======== Dataset
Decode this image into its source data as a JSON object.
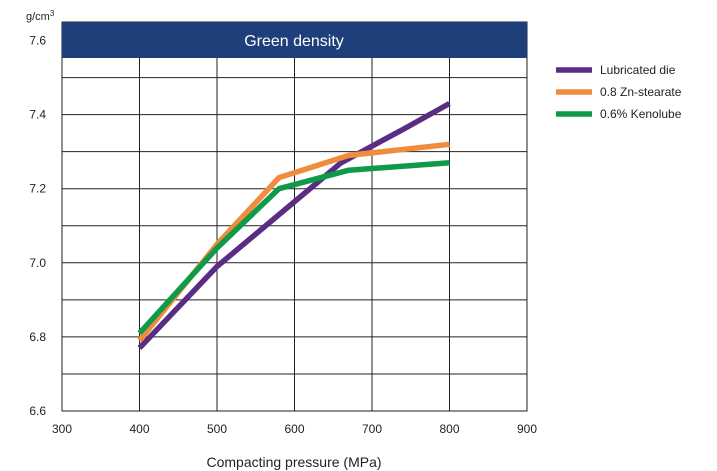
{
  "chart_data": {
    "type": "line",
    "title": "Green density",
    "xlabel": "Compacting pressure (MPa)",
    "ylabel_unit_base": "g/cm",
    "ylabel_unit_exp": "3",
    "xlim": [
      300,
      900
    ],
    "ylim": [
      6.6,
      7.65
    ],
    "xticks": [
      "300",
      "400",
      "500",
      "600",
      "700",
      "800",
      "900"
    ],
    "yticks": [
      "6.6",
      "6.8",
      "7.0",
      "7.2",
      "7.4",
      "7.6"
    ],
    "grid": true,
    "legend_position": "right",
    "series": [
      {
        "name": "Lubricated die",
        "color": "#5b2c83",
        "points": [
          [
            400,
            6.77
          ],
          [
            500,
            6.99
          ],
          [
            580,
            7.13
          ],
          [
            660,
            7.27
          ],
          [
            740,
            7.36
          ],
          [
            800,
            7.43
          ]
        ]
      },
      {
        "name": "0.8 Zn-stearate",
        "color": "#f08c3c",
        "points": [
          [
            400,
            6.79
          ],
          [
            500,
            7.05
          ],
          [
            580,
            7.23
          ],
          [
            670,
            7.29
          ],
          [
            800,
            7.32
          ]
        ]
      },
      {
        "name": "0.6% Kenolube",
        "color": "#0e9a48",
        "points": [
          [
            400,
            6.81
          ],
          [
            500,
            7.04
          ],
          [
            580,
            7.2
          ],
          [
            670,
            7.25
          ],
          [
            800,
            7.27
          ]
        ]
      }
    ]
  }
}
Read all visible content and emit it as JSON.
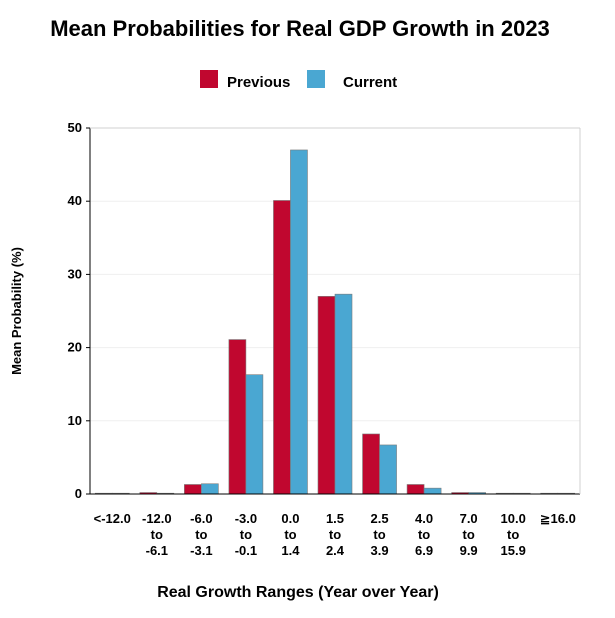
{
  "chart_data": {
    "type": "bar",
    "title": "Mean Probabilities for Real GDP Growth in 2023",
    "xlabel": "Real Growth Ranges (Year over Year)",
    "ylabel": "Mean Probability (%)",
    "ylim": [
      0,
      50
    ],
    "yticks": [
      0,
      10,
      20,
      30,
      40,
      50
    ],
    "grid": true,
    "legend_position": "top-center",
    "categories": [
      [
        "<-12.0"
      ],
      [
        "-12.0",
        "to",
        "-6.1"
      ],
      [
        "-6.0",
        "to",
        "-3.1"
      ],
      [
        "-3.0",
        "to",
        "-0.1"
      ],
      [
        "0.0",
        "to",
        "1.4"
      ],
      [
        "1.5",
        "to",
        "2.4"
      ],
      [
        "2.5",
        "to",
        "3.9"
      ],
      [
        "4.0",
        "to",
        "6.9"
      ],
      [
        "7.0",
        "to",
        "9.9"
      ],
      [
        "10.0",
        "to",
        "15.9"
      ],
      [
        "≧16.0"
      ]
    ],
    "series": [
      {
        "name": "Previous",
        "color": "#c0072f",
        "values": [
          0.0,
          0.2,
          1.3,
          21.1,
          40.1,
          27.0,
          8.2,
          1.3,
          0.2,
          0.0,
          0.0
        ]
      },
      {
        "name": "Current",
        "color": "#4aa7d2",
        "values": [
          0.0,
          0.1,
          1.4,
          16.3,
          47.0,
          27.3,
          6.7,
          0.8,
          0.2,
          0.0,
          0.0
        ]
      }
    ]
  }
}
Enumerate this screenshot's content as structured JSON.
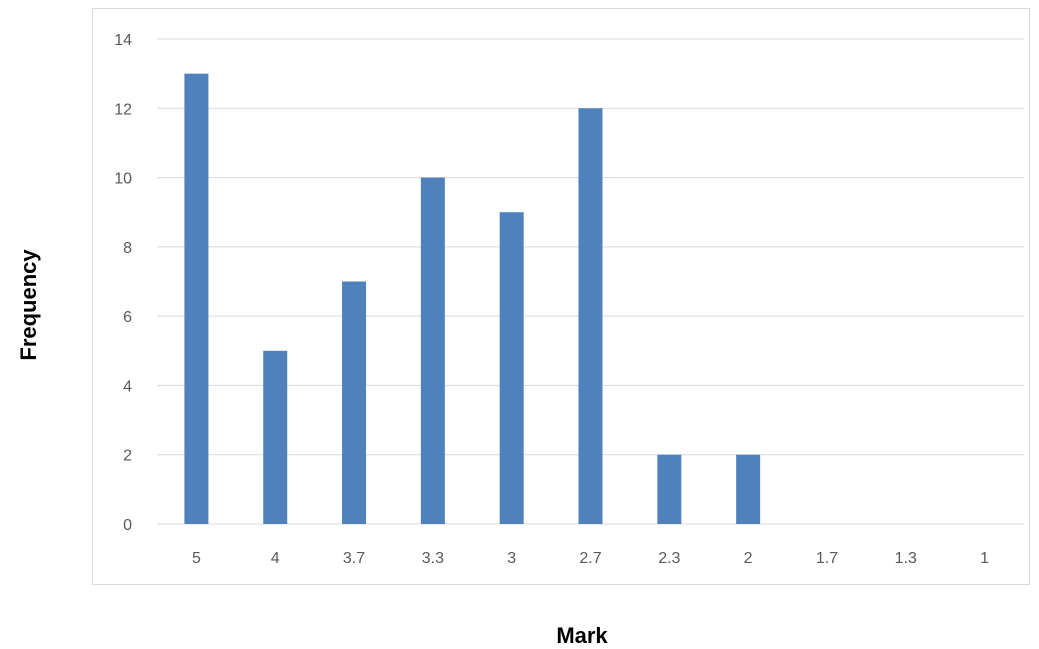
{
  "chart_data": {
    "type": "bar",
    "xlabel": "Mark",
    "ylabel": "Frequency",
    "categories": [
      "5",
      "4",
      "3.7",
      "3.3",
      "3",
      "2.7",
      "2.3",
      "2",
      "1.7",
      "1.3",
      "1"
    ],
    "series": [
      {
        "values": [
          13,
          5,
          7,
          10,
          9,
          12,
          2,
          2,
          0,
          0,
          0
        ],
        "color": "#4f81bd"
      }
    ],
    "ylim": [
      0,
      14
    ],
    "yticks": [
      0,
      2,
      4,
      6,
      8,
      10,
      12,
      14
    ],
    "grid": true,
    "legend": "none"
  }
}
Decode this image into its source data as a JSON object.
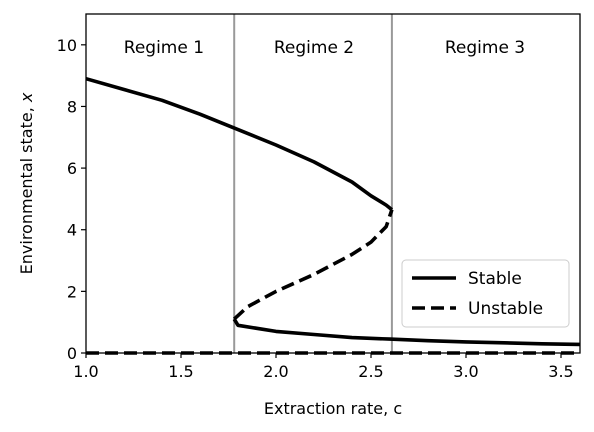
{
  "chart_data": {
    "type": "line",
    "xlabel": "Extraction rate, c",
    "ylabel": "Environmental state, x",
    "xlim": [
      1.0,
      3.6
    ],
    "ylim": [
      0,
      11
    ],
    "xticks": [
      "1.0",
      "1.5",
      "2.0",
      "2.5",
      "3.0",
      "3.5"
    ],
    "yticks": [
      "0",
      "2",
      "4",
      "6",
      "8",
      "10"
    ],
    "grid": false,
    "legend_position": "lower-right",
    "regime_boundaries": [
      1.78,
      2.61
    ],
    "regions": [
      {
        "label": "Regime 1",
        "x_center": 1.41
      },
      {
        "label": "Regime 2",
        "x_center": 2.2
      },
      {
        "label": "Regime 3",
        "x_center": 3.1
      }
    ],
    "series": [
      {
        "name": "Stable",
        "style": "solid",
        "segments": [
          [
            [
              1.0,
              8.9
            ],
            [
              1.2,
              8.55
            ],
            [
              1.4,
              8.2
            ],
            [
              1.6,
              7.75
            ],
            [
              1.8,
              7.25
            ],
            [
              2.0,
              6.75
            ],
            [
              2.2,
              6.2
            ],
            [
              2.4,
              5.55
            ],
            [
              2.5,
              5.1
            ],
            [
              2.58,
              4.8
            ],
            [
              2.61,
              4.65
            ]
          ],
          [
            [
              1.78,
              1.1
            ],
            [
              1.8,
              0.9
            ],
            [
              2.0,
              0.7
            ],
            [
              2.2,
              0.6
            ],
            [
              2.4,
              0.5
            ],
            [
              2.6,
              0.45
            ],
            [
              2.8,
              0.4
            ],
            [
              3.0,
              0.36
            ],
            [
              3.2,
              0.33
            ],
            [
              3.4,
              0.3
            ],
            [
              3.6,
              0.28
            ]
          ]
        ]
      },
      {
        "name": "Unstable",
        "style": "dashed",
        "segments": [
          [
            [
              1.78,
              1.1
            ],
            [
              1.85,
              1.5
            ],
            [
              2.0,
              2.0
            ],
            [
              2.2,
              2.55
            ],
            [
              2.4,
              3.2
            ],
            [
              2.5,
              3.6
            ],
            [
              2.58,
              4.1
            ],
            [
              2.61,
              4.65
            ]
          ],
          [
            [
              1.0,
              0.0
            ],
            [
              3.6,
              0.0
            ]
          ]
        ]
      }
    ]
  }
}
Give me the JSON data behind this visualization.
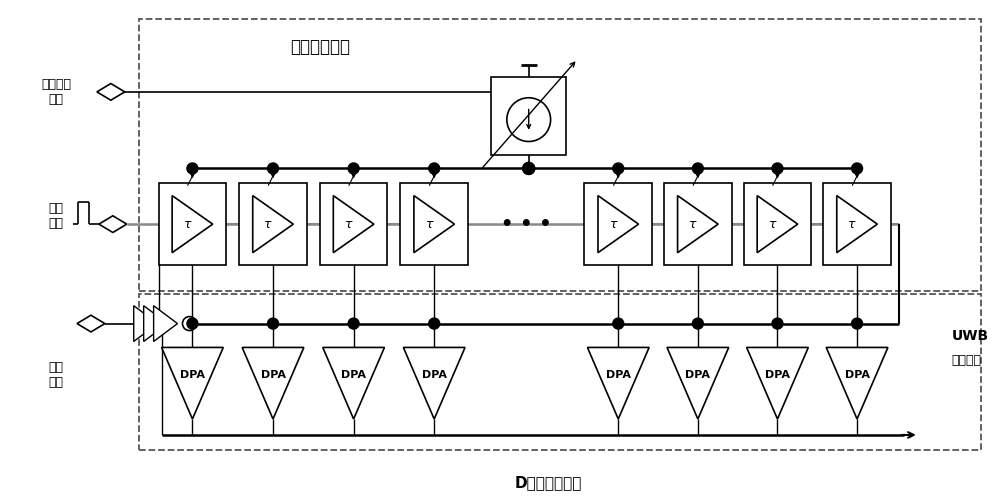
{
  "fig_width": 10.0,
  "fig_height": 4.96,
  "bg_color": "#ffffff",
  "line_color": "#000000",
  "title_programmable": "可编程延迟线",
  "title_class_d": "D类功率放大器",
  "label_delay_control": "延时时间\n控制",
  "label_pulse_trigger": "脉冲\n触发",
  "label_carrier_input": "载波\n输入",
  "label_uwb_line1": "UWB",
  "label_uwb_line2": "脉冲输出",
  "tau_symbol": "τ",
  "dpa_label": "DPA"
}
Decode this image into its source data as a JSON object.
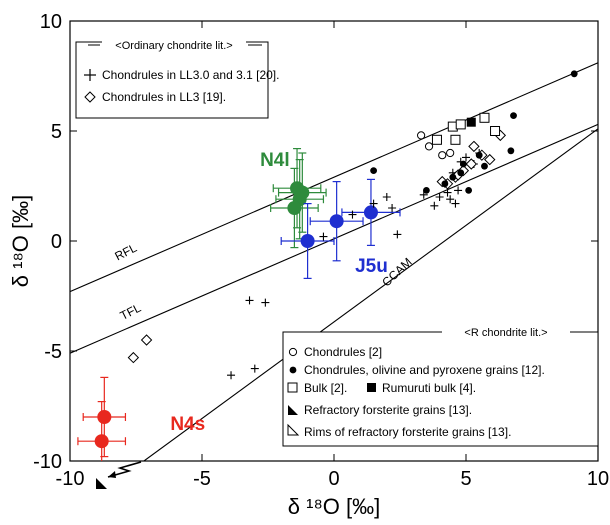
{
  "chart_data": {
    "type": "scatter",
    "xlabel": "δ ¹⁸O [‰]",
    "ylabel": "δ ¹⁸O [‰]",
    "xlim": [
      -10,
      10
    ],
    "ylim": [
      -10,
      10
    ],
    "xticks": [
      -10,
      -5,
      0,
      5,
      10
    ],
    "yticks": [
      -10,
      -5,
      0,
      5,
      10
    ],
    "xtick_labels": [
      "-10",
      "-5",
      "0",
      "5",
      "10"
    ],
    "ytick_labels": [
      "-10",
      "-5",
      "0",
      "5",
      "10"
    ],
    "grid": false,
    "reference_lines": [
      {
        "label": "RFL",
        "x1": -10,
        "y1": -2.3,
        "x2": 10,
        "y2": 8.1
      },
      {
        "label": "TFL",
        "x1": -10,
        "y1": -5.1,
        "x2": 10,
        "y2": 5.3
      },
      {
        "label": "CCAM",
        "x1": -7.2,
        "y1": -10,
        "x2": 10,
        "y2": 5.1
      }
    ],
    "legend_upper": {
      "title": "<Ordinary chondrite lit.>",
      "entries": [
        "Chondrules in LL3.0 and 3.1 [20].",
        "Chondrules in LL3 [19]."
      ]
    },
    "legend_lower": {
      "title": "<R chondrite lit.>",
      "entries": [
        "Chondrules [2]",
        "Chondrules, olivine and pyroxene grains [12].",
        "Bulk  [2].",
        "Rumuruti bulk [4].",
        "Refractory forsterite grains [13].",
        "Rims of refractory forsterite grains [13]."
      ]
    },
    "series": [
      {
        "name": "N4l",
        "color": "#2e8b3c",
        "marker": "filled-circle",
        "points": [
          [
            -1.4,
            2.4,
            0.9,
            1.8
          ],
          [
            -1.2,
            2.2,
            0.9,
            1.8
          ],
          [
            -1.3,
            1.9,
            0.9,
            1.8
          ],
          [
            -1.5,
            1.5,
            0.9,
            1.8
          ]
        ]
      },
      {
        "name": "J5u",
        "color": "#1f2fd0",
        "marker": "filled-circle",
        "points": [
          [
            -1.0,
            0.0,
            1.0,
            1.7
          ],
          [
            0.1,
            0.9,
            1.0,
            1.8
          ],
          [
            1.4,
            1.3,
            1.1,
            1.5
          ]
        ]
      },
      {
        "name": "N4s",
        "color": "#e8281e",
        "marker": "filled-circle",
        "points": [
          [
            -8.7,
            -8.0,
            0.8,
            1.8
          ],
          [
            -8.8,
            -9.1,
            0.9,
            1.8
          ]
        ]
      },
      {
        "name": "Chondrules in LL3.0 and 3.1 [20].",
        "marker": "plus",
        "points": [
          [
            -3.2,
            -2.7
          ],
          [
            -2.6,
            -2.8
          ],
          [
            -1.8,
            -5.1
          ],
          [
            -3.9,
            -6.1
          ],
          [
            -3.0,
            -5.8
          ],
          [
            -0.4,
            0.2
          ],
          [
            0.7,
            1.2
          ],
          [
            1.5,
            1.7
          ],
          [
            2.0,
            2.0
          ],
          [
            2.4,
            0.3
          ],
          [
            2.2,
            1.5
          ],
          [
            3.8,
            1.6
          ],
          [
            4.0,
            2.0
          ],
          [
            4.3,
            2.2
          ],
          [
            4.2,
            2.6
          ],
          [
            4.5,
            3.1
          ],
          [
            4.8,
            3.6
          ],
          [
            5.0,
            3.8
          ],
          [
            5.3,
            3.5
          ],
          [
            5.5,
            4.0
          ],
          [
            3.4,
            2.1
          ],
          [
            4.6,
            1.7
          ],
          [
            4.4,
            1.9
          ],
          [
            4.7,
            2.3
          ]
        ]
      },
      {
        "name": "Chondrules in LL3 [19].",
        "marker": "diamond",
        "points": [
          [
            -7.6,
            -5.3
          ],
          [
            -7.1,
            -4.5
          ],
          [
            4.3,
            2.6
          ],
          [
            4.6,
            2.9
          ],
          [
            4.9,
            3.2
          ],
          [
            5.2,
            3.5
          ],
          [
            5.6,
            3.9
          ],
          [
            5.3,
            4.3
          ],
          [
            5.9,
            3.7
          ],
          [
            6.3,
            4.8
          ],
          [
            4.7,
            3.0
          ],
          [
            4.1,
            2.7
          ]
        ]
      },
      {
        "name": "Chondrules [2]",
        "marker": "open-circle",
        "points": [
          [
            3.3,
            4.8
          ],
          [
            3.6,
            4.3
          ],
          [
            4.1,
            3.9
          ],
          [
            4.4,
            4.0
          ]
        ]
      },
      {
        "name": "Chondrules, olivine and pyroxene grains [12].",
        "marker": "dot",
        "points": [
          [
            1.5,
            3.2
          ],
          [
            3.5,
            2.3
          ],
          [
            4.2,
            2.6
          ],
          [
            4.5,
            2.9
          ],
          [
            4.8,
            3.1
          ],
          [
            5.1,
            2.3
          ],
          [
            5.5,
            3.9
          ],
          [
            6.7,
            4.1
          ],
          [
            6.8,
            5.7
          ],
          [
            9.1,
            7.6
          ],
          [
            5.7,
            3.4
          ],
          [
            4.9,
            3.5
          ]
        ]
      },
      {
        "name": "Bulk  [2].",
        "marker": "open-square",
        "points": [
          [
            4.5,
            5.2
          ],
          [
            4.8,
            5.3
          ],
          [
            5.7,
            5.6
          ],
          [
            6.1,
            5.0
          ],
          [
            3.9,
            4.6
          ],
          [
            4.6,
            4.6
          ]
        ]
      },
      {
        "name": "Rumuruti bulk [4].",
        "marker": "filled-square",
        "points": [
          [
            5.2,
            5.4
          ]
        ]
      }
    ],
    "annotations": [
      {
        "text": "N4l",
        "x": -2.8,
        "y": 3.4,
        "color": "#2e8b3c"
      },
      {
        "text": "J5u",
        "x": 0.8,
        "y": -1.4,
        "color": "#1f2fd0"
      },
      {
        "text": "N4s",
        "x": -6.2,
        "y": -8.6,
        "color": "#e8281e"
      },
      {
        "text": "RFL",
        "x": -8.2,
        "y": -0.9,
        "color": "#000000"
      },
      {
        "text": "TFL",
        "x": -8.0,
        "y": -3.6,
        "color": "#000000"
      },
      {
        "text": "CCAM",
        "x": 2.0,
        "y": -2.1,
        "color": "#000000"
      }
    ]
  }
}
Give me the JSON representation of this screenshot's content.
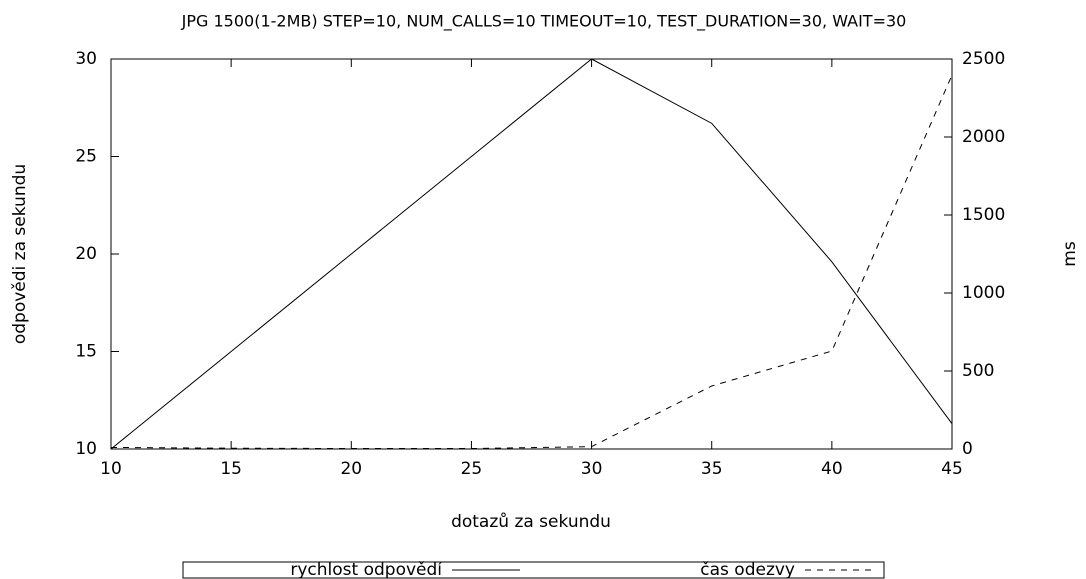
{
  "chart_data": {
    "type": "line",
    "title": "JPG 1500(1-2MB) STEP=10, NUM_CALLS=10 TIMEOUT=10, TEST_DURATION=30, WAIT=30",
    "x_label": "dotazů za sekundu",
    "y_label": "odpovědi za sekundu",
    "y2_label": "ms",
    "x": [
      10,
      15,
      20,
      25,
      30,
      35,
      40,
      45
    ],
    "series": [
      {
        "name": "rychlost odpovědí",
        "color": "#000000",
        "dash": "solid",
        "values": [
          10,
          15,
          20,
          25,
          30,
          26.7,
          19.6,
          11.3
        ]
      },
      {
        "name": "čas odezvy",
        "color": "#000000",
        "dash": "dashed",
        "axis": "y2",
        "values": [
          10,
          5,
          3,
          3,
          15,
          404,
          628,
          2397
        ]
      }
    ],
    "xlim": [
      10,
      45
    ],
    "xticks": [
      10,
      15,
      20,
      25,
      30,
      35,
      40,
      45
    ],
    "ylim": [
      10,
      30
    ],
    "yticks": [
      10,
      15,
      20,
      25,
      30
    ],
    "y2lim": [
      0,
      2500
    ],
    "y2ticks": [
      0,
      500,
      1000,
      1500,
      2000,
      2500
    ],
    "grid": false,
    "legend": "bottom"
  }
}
================
*Work instructions*.
Scan the data above and copy every line with "Give" in it.

*Task result*.
Give me the JSON data behind this visualization.
Give me the JSON representation of this screenshot's content.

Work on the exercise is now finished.